Problem statement - In this exercise, return the whole listing exactly, excluding any images.

Records from a collection of figures:
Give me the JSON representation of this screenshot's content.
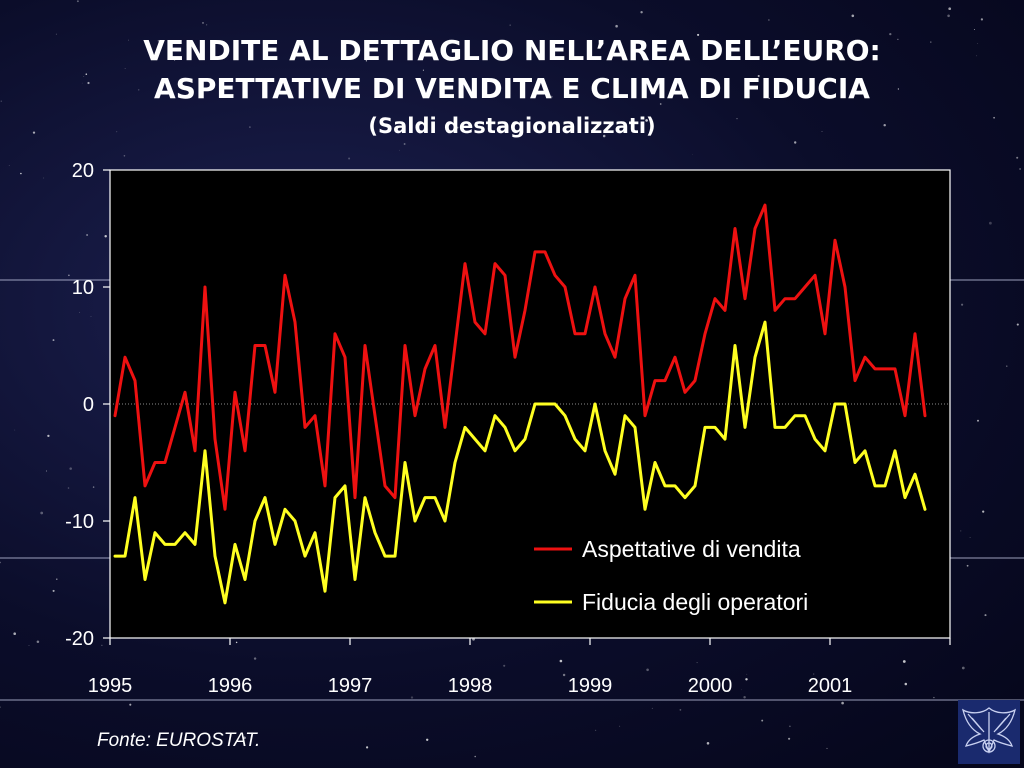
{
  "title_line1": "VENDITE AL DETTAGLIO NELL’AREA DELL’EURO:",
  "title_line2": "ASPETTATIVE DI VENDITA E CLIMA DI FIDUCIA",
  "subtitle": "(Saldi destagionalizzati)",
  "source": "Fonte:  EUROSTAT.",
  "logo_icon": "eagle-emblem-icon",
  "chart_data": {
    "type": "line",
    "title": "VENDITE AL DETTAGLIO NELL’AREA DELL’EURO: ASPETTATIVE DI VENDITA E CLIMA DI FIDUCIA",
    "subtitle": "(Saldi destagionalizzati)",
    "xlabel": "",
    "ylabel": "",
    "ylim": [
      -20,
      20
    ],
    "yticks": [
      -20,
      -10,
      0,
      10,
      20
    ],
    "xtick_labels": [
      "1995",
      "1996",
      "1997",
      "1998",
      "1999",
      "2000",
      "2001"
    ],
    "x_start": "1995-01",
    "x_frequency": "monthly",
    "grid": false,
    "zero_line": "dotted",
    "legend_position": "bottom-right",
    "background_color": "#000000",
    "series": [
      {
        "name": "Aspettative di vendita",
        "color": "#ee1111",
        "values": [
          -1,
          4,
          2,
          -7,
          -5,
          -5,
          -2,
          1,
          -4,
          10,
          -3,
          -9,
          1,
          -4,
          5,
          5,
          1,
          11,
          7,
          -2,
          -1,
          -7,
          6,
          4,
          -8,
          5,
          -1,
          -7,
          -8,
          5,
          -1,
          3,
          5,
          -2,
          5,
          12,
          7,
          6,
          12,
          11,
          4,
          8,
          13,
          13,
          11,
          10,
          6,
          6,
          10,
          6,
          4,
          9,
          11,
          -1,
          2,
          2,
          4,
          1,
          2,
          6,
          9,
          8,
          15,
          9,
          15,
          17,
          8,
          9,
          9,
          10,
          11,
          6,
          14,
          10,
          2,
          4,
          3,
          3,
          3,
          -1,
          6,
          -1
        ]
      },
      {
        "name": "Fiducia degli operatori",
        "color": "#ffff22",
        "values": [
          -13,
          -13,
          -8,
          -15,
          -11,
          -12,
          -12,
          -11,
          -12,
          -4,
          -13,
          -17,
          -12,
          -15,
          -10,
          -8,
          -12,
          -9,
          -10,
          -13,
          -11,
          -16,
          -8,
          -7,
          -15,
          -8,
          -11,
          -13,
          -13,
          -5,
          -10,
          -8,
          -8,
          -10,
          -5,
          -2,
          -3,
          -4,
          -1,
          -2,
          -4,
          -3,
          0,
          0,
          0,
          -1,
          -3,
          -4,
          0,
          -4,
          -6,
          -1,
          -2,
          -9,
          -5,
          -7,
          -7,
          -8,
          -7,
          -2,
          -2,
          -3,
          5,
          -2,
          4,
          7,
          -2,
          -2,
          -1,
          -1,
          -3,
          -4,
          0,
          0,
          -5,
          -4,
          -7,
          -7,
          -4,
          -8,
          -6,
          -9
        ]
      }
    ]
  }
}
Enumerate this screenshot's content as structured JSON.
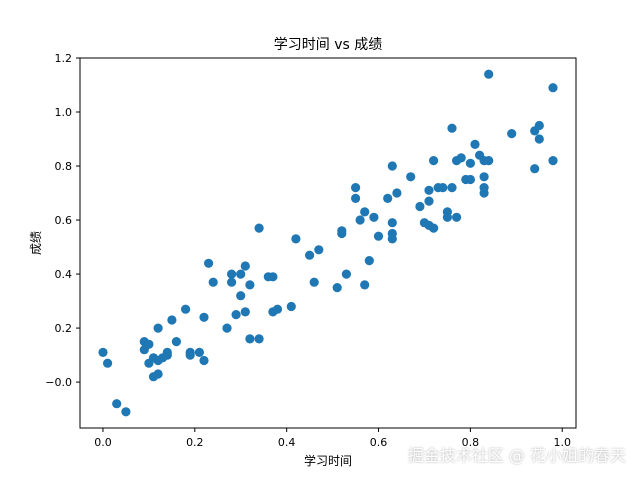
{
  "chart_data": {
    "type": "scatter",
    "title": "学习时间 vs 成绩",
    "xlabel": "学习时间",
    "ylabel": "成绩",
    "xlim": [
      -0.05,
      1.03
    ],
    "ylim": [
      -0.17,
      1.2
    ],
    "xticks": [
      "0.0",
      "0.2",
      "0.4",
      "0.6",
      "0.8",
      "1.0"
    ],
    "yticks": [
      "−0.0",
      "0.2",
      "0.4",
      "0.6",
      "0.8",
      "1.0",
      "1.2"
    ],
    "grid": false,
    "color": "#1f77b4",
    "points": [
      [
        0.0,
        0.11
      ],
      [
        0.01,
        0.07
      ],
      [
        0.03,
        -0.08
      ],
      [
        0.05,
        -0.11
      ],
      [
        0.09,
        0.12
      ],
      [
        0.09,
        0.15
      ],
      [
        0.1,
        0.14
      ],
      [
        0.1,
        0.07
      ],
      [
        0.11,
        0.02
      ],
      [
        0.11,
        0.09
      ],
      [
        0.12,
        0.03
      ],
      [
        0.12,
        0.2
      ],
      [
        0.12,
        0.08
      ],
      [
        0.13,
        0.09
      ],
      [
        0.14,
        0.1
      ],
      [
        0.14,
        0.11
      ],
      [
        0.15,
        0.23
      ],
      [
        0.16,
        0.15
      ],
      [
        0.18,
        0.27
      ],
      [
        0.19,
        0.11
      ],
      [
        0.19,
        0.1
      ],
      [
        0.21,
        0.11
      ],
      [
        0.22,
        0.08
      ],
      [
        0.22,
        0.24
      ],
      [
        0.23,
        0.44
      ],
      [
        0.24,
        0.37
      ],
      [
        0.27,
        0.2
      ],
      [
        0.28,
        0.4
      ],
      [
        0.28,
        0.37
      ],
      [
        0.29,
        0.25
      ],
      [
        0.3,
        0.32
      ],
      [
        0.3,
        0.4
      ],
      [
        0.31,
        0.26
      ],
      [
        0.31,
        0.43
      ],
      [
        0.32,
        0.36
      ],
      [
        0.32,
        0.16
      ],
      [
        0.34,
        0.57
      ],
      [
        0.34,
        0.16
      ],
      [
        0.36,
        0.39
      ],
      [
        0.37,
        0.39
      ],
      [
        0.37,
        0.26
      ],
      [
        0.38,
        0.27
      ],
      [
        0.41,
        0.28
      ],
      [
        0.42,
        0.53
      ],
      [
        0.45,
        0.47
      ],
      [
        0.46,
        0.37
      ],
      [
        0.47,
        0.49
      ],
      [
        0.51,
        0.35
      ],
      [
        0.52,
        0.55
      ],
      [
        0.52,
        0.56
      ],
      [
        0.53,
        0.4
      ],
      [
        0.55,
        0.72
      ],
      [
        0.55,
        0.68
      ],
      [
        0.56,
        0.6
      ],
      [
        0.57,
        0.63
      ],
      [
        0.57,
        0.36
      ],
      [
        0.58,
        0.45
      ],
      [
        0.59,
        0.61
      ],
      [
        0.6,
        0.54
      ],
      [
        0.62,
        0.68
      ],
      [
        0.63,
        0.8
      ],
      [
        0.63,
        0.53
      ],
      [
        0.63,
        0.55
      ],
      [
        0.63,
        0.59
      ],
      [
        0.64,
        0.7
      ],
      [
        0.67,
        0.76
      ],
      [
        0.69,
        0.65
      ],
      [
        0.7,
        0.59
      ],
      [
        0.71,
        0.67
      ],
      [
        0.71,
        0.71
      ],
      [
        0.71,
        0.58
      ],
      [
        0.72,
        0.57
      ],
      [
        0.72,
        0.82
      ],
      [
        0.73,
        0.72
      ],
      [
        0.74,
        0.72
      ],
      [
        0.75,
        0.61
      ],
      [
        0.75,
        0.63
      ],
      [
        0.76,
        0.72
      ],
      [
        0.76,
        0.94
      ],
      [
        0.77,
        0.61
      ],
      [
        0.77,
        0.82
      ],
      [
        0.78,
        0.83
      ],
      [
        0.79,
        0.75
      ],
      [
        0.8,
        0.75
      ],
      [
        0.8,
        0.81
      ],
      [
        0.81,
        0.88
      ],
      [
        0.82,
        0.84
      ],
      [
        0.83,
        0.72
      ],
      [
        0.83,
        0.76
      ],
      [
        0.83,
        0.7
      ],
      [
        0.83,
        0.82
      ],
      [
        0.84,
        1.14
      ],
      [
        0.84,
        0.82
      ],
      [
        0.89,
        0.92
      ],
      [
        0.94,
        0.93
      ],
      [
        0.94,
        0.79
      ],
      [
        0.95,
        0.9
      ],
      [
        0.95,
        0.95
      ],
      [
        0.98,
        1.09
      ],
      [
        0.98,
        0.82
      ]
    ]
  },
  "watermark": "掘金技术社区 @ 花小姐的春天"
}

Answer to this problem -
Give me the JSON representation of this screenshot's content.
{
  "title_line1": "VENDITE AL DETTAGLIO NELL’AREA DELL’EURO:",
  "title_line2": "ASPETTATIVE DI VENDITA E CLIMA DI FIDUCIA",
  "subtitle": "(Saldi destagionalizzati)",
  "source": "Fonte:  EUROSTAT.",
  "logo_icon": "eagle-emblem-icon",
  "chart_data": {
    "type": "line",
    "title": "VENDITE AL DETTAGLIO NELL’AREA DELL’EURO: ASPETTATIVE DI VENDITA E CLIMA DI FIDUCIA",
    "subtitle": "(Saldi destagionalizzati)",
    "xlabel": "",
    "ylabel": "",
    "ylim": [
      -20,
      20
    ],
    "yticks": [
      -20,
      -10,
      0,
      10,
      20
    ],
    "xtick_labels": [
      "1995",
      "1996",
      "1997",
      "1998",
      "1999",
      "2000",
      "2001"
    ],
    "x_start": "1995-01",
    "x_frequency": "monthly",
    "grid": false,
    "zero_line": "dotted",
    "legend_position": "bottom-right",
    "background_color": "#000000",
    "series": [
      {
        "name": "Aspettative di vendita",
        "color": "#ee1111",
        "values": [
          -1,
          4,
          2,
          -7,
          -5,
          -5,
          -2,
          1,
          -4,
          10,
          -3,
          -9,
          1,
          -4,
          5,
          5,
          1,
          11,
          7,
          -2,
          -1,
          -7,
          6,
          4,
          -8,
          5,
          -1,
          -7,
          -8,
          5,
          -1,
          3,
          5,
          -2,
          5,
          12,
          7,
          6,
          12,
          11,
          4,
          8,
          13,
          13,
          11,
          10,
          6,
          6,
          10,
          6,
          4,
          9,
          11,
          -1,
          2,
          2,
          4,
          1,
          2,
          6,
          9,
          8,
          15,
          9,
          15,
          17,
          8,
          9,
          9,
          10,
          11,
          6,
          14,
          10,
          2,
          4,
          3,
          3,
          3,
          -1,
          6,
          -1
        ]
      },
      {
        "name": "Fiducia degli operatori",
        "color": "#ffff22",
        "values": [
          -13,
          -13,
          -8,
          -15,
          -11,
          -12,
          -12,
          -11,
          -12,
          -4,
          -13,
          -17,
          -12,
          -15,
          -10,
          -8,
          -12,
          -9,
          -10,
          -13,
          -11,
          -16,
          -8,
          -7,
          -15,
          -8,
          -11,
          -13,
          -13,
          -5,
          -10,
          -8,
          -8,
          -10,
          -5,
          -2,
          -3,
          -4,
          -1,
          -2,
          -4,
          -3,
          0,
          0,
          0,
          -1,
          -3,
          -4,
          0,
          -4,
          -6,
          -1,
          -2,
          -9,
          -5,
          -7,
          -7,
          -8,
          -7,
          -2,
          -2,
          -3,
          5,
          -2,
          4,
          7,
          -2,
          -2,
          -1,
          -1,
          -3,
          -4,
          0,
          0,
          -5,
          -4,
          -7,
          -7,
          -4,
          -8,
          -6,
          -9
        ]
      }
    ]
  }
}
Enumerate this screenshot's content as structured JSON.
{
  "chart_data": {
    "type": "scatter",
    "title": "学习时间 vs 成绩",
    "xlabel": "学习时间",
    "ylabel": "成绩",
    "xlim": [
      -0.05,
      1.03
    ],
    "ylim": [
      -0.17,
      1.2
    ],
    "xticks": [
      "0.0",
      "0.2",
      "0.4",
      "0.6",
      "0.8",
      "1.0"
    ],
    "yticks": [
      "−0.0",
      "0.2",
      "0.4",
      "0.6",
      "0.8",
      "1.0",
      "1.2"
    ],
    "grid": false,
    "color": "#1f77b4",
    "points": [
      [
        0.0,
        0.11
      ],
      [
        0.01,
        0.07
      ],
      [
        0.03,
        -0.08
      ],
      [
        0.05,
        -0.11
      ],
      [
        0.09,
        0.12
      ],
      [
        0.09,
        0.15
      ],
      [
        0.1,
        0.14
      ],
      [
        0.1,
        0.07
      ],
      [
        0.11,
        0.02
      ],
      [
        0.11,
        0.09
      ],
      [
        0.12,
        0.03
      ],
      [
        0.12,
        0.2
      ],
      [
        0.12,
        0.08
      ],
      [
        0.13,
        0.09
      ],
      [
        0.14,
        0.1
      ],
      [
        0.14,
        0.11
      ],
      [
        0.15,
        0.23
      ],
      [
        0.16,
        0.15
      ],
      [
        0.18,
        0.27
      ],
      [
        0.19,
        0.11
      ],
      [
        0.19,
        0.1
      ],
      [
        0.21,
        0.11
      ],
      [
        0.22,
        0.08
      ],
      [
        0.22,
        0.24
      ],
      [
        0.23,
        0.44
      ],
      [
        0.24,
        0.37
      ],
      [
        0.27,
        0.2
      ],
      [
        0.28,
        0.4
      ],
      [
        0.28,
        0.37
      ],
      [
        0.29,
        0.25
      ],
      [
        0.3,
        0.32
      ],
      [
        0.3,
        0.4
      ],
      [
        0.31,
        0.26
      ],
      [
        0.31,
        0.43
      ],
      [
        0.32,
        0.36
      ],
      [
        0.32,
        0.16
      ],
      [
        0.34,
        0.57
      ],
      [
        0.34,
        0.16
      ],
      [
        0.36,
        0.39
      ],
      [
        0.37,
        0.39
      ],
      [
        0.37,
        0.26
      ],
      [
        0.38,
        0.27
      ],
      [
        0.41,
        0.28
      ],
      [
        0.42,
        0.53
      ],
      [
        0.45,
        0.47
      ],
      [
        0.46,
        0.37
      ],
      [
        0.47,
        0.49
      ],
      [
        0.51,
        0.35
      ],
      [
        0.52,
        0.55
      ],
      [
        0.52,
        0.56
      ],
      [
        0.53,
        0.4
      ],
      [
        0.55,
        0.72
      ],
      [
        0.55,
        0.68
      ],
      [
        0.56,
        0.6
      ],
      [
        0.57,
        0.63
      ],
      [
        0.57,
        0.36
      ],
      [
        0.58,
        0.45
      ],
      [
        0.59,
        0.61
      ],
      [
        0.6,
        0.54
      ],
      [
        0.62,
        0.68
      ],
      [
        0.63,
        0.8
      ],
      [
        0.63,
        0.53
      ],
      [
        0.63,
        0.55
      ],
      [
        0.63,
        0.59
      ],
      [
        0.64,
        0.7
      ],
      [
        0.67,
        0.76
      ],
      [
        0.69,
        0.65
      ],
      [
        0.7,
        0.59
      ],
      [
        0.71,
        0.67
      ],
      [
        0.71,
        0.71
      ],
      [
        0.71,
        0.58
      ],
      [
        0.72,
        0.57
      ],
      [
        0.72,
        0.82
      ],
      [
        0.73,
        0.72
      ],
      [
        0.74,
        0.72
      ],
      [
        0.75,
        0.61
      ],
      [
        0.75,
        0.63
      ],
      [
        0.76,
        0.72
      ],
      [
        0.76,
        0.94
      ],
      [
        0.77,
        0.61
      ],
      [
        0.77,
        0.82
      ],
      [
        0.78,
        0.83
      ],
      [
        0.79,
        0.75
      ],
      [
        0.8,
        0.75
      ],
      [
        0.8,
        0.81
      ],
      [
        0.81,
        0.88
      ],
      [
        0.82,
        0.84
      ],
      [
        0.83,
        0.72
      ],
      [
        0.83,
        0.76
      ],
      [
        0.83,
        0.7
      ],
      [
        0.83,
        0.82
      ],
      [
        0.84,
        1.14
      ],
      [
        0.84,
        0.82
      ],
      [
        0.89,
        0.92
      ],
      [
        0.94,
        0.93
      ],
      [
        0.94,
        0.79
      ],
      [
        0.95,
        0.9
      ],
      [
        0.95,
        0.95
      ],
      [
        0.98,
        1.09
      ],
      [
        0.98,
        0.82
      ]
    ]
  },
  "watermark": "掘金技术社区 @ 花小姐的春天"
}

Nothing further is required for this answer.